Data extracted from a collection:
··········

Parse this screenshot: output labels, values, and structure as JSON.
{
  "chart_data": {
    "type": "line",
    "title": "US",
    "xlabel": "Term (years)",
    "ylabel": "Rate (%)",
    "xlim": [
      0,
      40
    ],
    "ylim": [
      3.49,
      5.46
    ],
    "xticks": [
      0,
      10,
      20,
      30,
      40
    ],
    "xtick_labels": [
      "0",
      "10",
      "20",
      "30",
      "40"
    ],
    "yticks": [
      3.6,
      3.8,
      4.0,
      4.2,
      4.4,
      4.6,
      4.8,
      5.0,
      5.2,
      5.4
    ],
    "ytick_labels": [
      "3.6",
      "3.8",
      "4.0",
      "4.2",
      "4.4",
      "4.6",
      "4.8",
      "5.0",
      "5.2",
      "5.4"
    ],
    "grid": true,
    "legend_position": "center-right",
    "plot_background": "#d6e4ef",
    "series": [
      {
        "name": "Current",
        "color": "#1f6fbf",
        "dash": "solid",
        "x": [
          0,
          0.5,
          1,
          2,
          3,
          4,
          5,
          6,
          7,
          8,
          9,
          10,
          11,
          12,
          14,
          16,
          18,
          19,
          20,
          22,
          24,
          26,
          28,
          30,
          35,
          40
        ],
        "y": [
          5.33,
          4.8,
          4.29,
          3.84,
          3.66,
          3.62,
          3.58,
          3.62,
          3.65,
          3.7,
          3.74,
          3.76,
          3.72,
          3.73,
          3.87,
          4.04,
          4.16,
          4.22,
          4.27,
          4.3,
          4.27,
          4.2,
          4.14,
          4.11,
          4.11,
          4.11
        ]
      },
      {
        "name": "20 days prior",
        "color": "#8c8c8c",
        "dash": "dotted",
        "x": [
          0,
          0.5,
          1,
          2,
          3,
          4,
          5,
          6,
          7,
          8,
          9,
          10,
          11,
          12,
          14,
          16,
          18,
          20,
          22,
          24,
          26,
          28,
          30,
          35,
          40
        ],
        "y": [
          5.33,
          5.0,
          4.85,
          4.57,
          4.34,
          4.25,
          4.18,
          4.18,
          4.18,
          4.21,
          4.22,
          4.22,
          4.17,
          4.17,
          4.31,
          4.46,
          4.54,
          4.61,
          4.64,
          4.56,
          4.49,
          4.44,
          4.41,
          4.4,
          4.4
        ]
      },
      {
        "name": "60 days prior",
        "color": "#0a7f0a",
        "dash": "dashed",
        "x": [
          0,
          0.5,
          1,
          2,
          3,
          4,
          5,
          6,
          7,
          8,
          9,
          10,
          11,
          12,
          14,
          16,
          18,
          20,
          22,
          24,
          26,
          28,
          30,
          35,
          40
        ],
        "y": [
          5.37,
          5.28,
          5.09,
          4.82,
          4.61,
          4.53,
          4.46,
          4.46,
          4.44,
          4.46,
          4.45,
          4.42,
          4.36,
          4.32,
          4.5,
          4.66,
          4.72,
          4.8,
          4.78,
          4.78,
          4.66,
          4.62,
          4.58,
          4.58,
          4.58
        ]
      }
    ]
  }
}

··········

Your task is to collect every line above that contains the word "name".

        "name": "Current",
        "name": "20 days prior",
        "name": "60 days prior",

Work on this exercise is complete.